- **SUPPLIED DATA**
++++++++++
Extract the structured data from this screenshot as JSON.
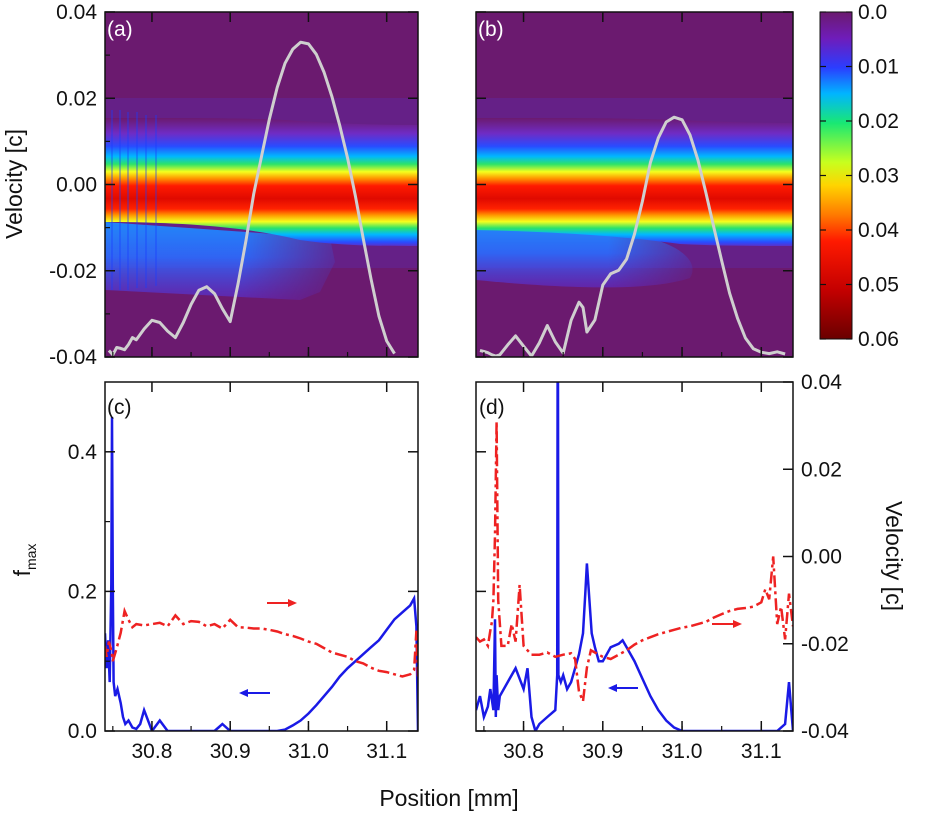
{
  "chart_data": [
    {
      "panel": "(a)",
      "type": "heatmap",
      "ylabel": "Velocity [c]",
      "ylim": [
        -0.04,
        0.04
      ],
      "xlim": [
        30.74,
        31.14
      ],
      "yticks": [
        "0.04",
        "0.02",
        "0.00",
        "-0.02",
        "-0.04"
      ],
      "overlay_curve": {
        "name": "density profile",
        "color": "#cfcfcf",
        "x": [
          30.745,
          30.75,
          30.755,
          30.76,
          30.765,
          30.77,
          30.775,
          30.78,
          30.79,
          30.8,
          30.81,
          30.82,
          30.83,
          30.84,
          30.85,
          30.86,
          30.87,
          30.88,
          30.89,
          30.9,
          30.91,
          30.92,
          30.93,
          30.94,
          30.95,
          30.96,
          30.97,
          30.98,
          30.99,
          31.0,
          31.01,
          31.02,
          31.03,
          31.04,
          31.05,
          31.06,
          31.07,
          31.08,
          31.09,
          31.1,
          31.11
        ],
        "y": [
          -0.0385,
          -0.0395,
          -0.0378,
          -0.038,
          -0.0383,
          -0.0371,
          -0.0355,
          -0.036,
          -0.0335,
          -0.0315,
          -0.032,
          -0.034,
          -0.0355,
          -0.032,
          -0.0278,
          -0.0245,
          -0.0237,
          -0.0253,
          -0.0288,
          -0.0318,
          -0.0231,
          -0.0131,
          -0.0022,
          0.0065,
          0.0151,
          0.0225,
          0.0281,
          0.0314,
          0.033,
          0.0326,
          0.0302,
          0.026,
          0.0204,
          0.0137,
          0.0061,
          -0.0027,
          -0.0125,
          -0.0219,
          -0.0305,
          -0.0363,
          -0.0392
        ]
      },
      "fill_bands": "central red band at 0.00 bounded by yellow/green/cyan edges near +/-0.012; blue region between -0.013 and -0.023 for positions below 31.0"
    },
    {
      "panel": "(b)",
      "type": "heatmap",
      "ylim": [
        -0.04,
        0.04
      ],
      "xlim": [
        30.74,
        31.14
      ],
      "overlay_curve": {
        "name": "density profile",
        "color": "#cfcfcf",
        "x": [
          30.745,
          30.75,
          30.755,
          30.76,
          30.765,
          30.77,
          30.78,
          30.79,
          30.8,
          30.81,
          30.82,
          30.83,
          30.84,
          30.85,
          30.86,
          30.87,
          30.875,
          30.88,
          30.89,
          30.9,
          30.91,
          30.92,
          30.93,
          30.94,
          30.95,
          30.96,
          30.97,
          30.98,
          30.99,
          31.0,
          31.01,
          31.02,
          31.03,
          31.04,
          31.05,
          31.06,
          31.07,
          31.08,
          31.09,
          31.1,
          31.11,
          31.12,
          31.13
        ],
        "y": [
          -0.0385,
          -0.0387,
          -0.039,
          -0.0395,
          -0.0398,
          -0.0395,
          -0.0372,
          -0.0351,
          -0.0375,
          -0.0398,
          -0.0367,
          -0.0327,
          -0.0365,
          -0.0391,
          -0.0315,
          -0.0273,
          -0.0285,
          -0.0342,
          -0.0314,
          -0.0233,
          -0.0207,
          -0.0199,
          -0.0173,
          -0.0115,
          -0.0039,
          0.0051,
          0.0108,
          0.0145,
          0.0156,
          0.015,
          0.0115,
          0.0057,
          -0.0018,
          -0.0098,
          -0.0177,
          -0.0252,
          -0.031,
          -0.0356,
          -0.0381,
          -0.0389,
          -0.0392,
          -0.0388,
          -0.0393
        ]
      },
      "fill_bands": "central red band at 0.00 bounded by yellow/green/cyan edges near +/-0.012; blue arch region between -0.012 and -0.024 for positions below 31.0"
    },
    {
      "panel": "(c)",
      "type": "line",
      "ylabel": "f",
      "ylabel_sub": "max",
      "ylim": [
        0.0,
        0.5
      ],
      "xlim": [
        30.74,
        31.14
      ],
      "yticks": [
        "0.4",
        "0.2",
        "0.0"
      ],
      "xticks": [
        30.8,
        30.9,
        31.0,
        31.1
      ],
      "xtick_labels": [
        "30.8",
        "30.9",
        "31.0",
        "31.1"
      ],
      "series": [
        {
          "name": "fmax",
          "axis": "left",
          "color": "#1a1ae6",
          "style": "solid",
          "x": [
            30.74,
            30.742,
            30.744,
            30.746,
            30.748,
            30.749,
            30.75,
            30.751,
            30.753,
            30.756,
            30.76,
            30.763,
            30.766,
            30.77,
            30.775,
            30.78,
            30.785,
            30.79,
            30.8,
            30.81,
            30.82,
            30.83,
            30.84,
            30.85,
            30.86,
            30.87,
            30.88,
            30.885,
            30.89,
            30.9,
            30.91,
            30.92,
            30.93,
            30.94,
            30.95,
            30.96,
            30.97,
            30.98,
            30.99,
            31.0,
            31.01,
            31.02,
            31.03,
            31.04,
            31.05,
            31.06,
            31.07,
            31.08,
            31.09,
            31.1,
            31.11,
            31.12,
            31.13,
            31.135,
            31.138,
            31.14
          ],
          "y": [
            0.14,
            0.09,
            0.13,
            0.07,
            0.21,
            0.45,
            0.21,
            0.07,
            0.05,
            0.06,
            0.04,
            0.02,
            0.01,
            0.015,
            0.005,
            0.003,
            0.01,
            0.03,
            0.0,
            0.015,
            0.0,
            0.0,
            0.0,
            0.0,
            0.0,
            0.0,
            0.0,
            0.005,
            0.01,
            0.0,
            0.0,
            0.0,
            0.0,
            0.0,
            0.0,
            0.0,
            0.002,
            0.008,
            0.015,
            0.025,
            0.037,
            0.05,
            0.063,
            0.078,
            0.09,
            0.1,
            0.11,
            0.12,
            0.13,
            0.145,
            0.16,
            0.17,
            0.18,
            0.19,
            0.15,
            0.0
          ]
        },
        {
          "name": "velocity",
          "axis": "right",
          "color": "#ee2222",
          "style": "dash-dot",
          "x": [
            30.74,
            30.742,
            30.745,
            30.748,
            30.75,
            30.755,
            30.76,
            30.765,
            30.77,
            30.775,
            30.78,
            30.79,
            30.8,
            30.81,
            30.82,
            30.83,
            30.84,
            30.85,
            30.86,
            30.87,
            30.88,
            30.89,
            30.9,
            30.91,
            30.92,
            30.93,
            30.94,
            30.95,
            30.96,
            30.97,
            30.98,
            30.99,
            31.0,
            31.01,
            31.02,
            31.03,
            31.04,
            31.05,
            31.06,
            31.07,
            31.08,
            31.09,
            31.1,
            31.11,
            31.12,
            31.13,
            31.135,
            31.138,
            31.14
          ],
          "y": [
            -0.0205,
            -0.023,
            -0.0195,
            -0.0215,
            -0.024,
            -0.021,
            -0.0175,
            -0.0125,
            -0.0145,
            -0.0162,
            -0.0155,
            -0.0158,
            -0.0155,
            -0.0152,
            -0.016,
            -0.0135,
            -0.0155,
            -0.0148,
            -0.015,
            -0.016,
            -0.0155,
            -0.0165,
            -0.0145,
            -0.0162,
            -0.0163,
            -0.0165,
            -0.0165,
            -0.0168,
            -0.0172,
            -0.0178,
            -0.0182,
            -0.0188,
            -0.0195,
            -0.02,
            -0.021,
            -0.022,
            -0.0225,
            -0.023,
            -0.024,
            -0.0245,
            -0.0255,
            -0.0262,
            -0.0265,
            -0.027,
            -0.0275,
            -0.027,
            -0.026,
            -0.017,
            -0.0275
          ]
        }
      ]
    },
    {
      "panel": "(d)",
      "type": "line",
      "ylim": [
        0.0,
        0.5
      ],
      "xlim": [
        30.74,
        31.14
      ],
      "right_ylabel": "Velocity [c]",
      "right_ylim": [
        -0.04,
        0.04
      ],
      "right_yticks": [
        "0.04",
        "0.02",
        "0.00",
        "-0.02",
        "-0.04"
      ],
      "xticks": [
        30.8,
        30.9,
        31.0,
        31.1
      ],
      "xtick_labels": [
        "30.8",
        "30.9",
        "31.0",
        "31.1"
      ],
      "xlabel": "Position [mm]",
      "series": [
        {
          "name": "fmax",
          "axis": "left",
          "color": "#1a1ae6",
          "style": "solid",
          "x": [
            30.74,
            30.745,
            30.75,
            30.755,
            30.758,
            30.762,
            30.764,
            30.765,
            30.766,
            30.768,
            30.77,
            30.78,
            30.79,
            30.8,
            30.805,
            30.81,
            30.815,
            30.82,
            30.83,
            30.84,
            30.8425,
            30.843,
            30.8435,
            30.844,
            30.847,
            30.85,
            30.855,
            30.86,
            30.865,
            30.87,
            30.875,
            30.878,
            30.88,
            30.883,
            30.886,
            30.89,
            30.895,
            30.9,
            30.905,
            30.91,
            30.92,
            30.925,
            30.93,
            30.94,
            30.95,
            30.96,
            30.97,
            30.98,
            30.99,
            31.0,
            31.02,
            31.05,
            31.08,
            31.1,
            31.12,
            31.13,
            31.135,
            31.14
          ],
          "y": [
            0.03,
            0.05,
            0.02,
            0.035,
            0.06,
            0.03,
            0.16,
            0.02,
            0.08,
            0.03,
            0.05,
            0.07,
            0.09,
            0.06,
            0.09,
            0.02,
            0.0,
            0.01,
            0.02,
            0.03,
            0.08,
            0.5,
            0.5,
            0.08,
            0.07,
            0.08,
            0.06,
            0.07,
            0.09,
            0.11,
            0.14,
            0.2,
            0.24,
            0.19,
            0.14,
            0.12,
            0.1,
            0.1,
            0.11,
            0.12,
            0.125,
            0.13,
            0.12,
            0.1,
            0.075,
            0.05,
            0.03,
            0.015,
            0.005,
            0.0,
            0.0,
            0.0,
            0.0,
            0.0,
            0.0,
            0.01,
            0.07,
            0.0
          ]
        },
        {
          "name": "velocity",
          "axis": "right",
          "color": "#ee2222",
          "style": "dash-dot",
          "x": [
            30.74,
            30.745,
            30.75,
            30.755,
            30.758,
            30.76,
            30.762,
            30.764,
            30.766,
            30.768,
            30.772,
            30.78,
            30.785,
            30.79,
            30.795,
            30.8,
            30.805,
            30.81,
            30.82,
            30.83,
            30.84,
            30.85,
            30.86,
            30.865,
            30.87,
            30.875,
            30.88,
            30.885,
            30.89,
            30.9,
            30.91,
            30.92,
            30.93,
            30.94,
            30.95,
            30.96,
            30.97,
            30.98,
            30.99,
            31.0,
            31.01,
            31.02,
            31.03,
            31.04,
            31.05,
            31.06,
            31.07,
            31.08,
            31.09,
            31.1,
            31.105,
            31.11,
            31.115,
            31.12,
            31.125,
            31.13,
            31.135,
            31.14
          ],
          "y": [
            -0.0185,
            -0.0195,
            -0.019,
            -0.0205,
            -0.017,
            -0.015,
            -0.01,
            0.005,
            0.031,
            -0.01,
            -0.0205,
            -0.0205,
            -0.0155,
            -0.0195,
            -0.0065,
            -0.0205,
            -0.0215,
            -0.0225,
            -0.0225,
            -0.022,
            -0.023,
            -0.0225,
            -0.0222,
            -0.0235,
            -0.031,
            -0.0332,
            -0.0255,
            -0.0215,
            -0.022,
            -0.023,
            -0.0235,
            -0.0225,
            -0.0215,
            -0.0202,
            -0.0192,
            -0.0185,
            -0.0178,
            -0.0173,
            -0.0168,
            -0.0163,
            -0.016,
            -0.0155,
            -0.015,
            -0.014,
            -0.0132,
            -0.0125,
            -0.012,
            -0.0118,
            -0.0115,
            -0.0105,
            -0.0075,
            -0.0098,
            0.0,
            -0.0155,
            -0.0115,
            -0.019,
            -0.0085,
            -0.016
          ]
        }
      ]
    }
  ],
  "colorbar": {
    "ticks": [
      "0.0",
      "0.01",
      "0.02",
      "0.03",
      "0.04",
      "0.05",
      "0.06"
    ],
    "range": [
      0.0,
      0.06
    ],
    "stops": [
      "#6b1a6f",
      "#6f1cba",
      "#2b3dff",
      "#00b5ff",
      "#19e873",
      "#c8ff1e",
      "#ffd400",
      "#ff7a00",
      "#ff1a00",
      "#c40000",
      "#6a0000"
    ]
  },
  "labels": {
    "panel_a": "(a)",
    "panel_b": "(b)",
    "panel_c": "(c)",
    "panel_d": "(d)",
    "ylabel_top": "Velocity [c]",
    "ylabel_bottom": "f",
    "ylabel_bottom_sub": "max",
    "ylabel_right": "Velocity [c]",
    "xlabel": "Position [mm]"
  },
  "colors": {
    "background_purple": "#6b1a6f",
    "curve_white": "#cfcfcf",
    "blue_series": "#1a1ae6",
    "red_series": "#ee2222",
    "arrow_red": "#ee2222",
    "arrow_blue": "#1a1ae6"
  }
}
++++++++++
- **WRITTEN INSTRUCTION**
Where a line in the entries holds "central", copy that line.

- **THE SOLUTION**
      "fill_bands": "central red band at 0.00 bounded by yellow/green/cyan edges near +/-0.012; blue region between -0.013 and -0.023 for positions below 31.0"
      "fill_bands": "central red band at 0.00 bounded by yellow/green/cyan edges near +/-0.012; blue arch region between -0.012 and -0.024 for positions below 31.0"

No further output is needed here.